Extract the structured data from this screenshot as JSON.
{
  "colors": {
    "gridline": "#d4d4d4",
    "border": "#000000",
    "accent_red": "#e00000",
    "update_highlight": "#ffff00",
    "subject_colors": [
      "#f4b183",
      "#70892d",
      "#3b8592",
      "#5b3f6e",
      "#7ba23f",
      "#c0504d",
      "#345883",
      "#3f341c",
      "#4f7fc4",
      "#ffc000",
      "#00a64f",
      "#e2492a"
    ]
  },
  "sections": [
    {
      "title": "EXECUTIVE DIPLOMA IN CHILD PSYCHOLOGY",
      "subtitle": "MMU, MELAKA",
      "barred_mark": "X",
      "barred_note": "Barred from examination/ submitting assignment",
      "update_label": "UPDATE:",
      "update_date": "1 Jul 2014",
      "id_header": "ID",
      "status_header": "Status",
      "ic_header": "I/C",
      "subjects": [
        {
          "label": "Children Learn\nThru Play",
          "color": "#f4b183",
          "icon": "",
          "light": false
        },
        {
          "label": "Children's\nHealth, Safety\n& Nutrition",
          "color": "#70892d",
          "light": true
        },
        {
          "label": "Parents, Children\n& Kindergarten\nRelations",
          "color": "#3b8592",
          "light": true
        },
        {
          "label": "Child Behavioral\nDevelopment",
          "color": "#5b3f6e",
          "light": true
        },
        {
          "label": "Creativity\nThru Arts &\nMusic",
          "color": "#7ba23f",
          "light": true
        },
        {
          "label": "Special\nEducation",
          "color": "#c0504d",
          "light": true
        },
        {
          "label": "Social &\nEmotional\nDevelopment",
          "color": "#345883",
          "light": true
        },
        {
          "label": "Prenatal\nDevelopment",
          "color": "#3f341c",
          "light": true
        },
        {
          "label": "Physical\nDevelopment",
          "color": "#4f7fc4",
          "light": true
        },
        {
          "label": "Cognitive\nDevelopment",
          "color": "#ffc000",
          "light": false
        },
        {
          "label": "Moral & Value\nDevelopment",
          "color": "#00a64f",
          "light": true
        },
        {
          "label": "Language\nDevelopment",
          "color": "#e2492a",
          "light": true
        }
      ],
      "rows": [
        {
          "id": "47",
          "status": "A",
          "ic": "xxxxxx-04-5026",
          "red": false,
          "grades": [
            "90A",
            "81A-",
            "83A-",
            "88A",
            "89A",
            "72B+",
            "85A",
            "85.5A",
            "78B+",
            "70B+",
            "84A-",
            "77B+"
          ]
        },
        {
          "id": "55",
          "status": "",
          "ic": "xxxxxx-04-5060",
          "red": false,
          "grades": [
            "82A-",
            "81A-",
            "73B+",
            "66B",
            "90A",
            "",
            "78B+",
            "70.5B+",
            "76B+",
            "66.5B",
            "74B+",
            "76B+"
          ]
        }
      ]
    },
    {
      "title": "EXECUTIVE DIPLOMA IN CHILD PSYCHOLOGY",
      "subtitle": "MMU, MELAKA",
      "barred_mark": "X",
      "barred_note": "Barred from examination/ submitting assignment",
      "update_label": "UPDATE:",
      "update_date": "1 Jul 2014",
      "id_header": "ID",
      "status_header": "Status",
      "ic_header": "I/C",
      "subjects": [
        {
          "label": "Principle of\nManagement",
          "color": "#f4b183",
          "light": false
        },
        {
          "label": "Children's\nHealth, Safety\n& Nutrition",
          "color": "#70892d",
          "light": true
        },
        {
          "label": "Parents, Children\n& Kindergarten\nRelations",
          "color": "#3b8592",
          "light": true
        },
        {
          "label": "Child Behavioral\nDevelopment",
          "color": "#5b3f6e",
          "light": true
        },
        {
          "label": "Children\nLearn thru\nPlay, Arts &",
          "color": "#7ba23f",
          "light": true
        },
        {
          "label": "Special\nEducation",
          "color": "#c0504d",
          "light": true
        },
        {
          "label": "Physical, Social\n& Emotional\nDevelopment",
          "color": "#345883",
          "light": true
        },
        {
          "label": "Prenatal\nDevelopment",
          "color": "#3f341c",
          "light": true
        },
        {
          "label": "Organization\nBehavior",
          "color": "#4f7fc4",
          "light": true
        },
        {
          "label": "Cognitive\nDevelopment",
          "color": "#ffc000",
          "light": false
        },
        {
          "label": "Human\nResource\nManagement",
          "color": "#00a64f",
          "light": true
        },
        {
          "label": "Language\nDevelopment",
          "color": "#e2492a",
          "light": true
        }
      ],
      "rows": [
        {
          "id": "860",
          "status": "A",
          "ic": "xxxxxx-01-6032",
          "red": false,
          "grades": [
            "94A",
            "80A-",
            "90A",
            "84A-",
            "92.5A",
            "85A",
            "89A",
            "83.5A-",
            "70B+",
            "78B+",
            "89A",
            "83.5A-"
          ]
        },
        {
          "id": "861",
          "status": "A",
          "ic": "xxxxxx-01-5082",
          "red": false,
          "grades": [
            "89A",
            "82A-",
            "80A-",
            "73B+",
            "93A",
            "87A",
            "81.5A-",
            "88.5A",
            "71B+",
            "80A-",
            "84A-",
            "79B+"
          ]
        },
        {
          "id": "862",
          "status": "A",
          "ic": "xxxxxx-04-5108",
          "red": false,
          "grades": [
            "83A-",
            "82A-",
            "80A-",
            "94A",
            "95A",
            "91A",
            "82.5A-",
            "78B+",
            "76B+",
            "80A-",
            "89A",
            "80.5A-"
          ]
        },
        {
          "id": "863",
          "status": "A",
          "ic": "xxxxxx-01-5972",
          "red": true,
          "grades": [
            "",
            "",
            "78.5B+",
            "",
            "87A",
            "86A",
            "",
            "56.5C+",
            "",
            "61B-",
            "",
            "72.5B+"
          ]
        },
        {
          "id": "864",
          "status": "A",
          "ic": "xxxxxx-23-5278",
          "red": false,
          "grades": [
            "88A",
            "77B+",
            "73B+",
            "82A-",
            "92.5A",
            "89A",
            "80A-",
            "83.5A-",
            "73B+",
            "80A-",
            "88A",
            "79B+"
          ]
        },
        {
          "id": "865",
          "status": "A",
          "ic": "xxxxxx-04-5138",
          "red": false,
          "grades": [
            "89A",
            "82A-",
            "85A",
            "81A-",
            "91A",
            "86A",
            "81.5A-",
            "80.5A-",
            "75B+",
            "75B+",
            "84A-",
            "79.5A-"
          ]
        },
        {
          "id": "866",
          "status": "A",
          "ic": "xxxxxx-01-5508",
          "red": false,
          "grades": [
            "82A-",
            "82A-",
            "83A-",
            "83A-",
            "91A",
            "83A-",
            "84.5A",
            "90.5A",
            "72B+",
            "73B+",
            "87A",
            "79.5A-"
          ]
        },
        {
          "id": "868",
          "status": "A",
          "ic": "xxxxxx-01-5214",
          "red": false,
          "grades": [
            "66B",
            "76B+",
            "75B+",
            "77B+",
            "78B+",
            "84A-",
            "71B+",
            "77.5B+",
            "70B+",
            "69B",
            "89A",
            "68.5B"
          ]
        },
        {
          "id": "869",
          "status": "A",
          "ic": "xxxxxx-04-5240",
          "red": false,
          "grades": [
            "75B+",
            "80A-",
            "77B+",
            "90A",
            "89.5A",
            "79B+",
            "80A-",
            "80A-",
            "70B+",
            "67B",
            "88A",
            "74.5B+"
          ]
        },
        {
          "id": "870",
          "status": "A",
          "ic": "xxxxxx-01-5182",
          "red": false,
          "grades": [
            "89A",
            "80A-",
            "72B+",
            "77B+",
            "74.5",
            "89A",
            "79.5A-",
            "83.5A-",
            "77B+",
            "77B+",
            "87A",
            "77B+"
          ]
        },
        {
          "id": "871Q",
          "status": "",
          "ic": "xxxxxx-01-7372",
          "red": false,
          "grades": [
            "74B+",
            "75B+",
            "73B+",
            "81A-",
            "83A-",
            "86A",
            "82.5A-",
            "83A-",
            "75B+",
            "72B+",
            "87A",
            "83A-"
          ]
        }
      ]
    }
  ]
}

--

Collect every line above that contains the word "Arts".

» **Solution to this task**:
          "label": "Creativity\nThru Arts &\nMusic",
          "label": "Children\nLearn thru\nPlay, Arts &",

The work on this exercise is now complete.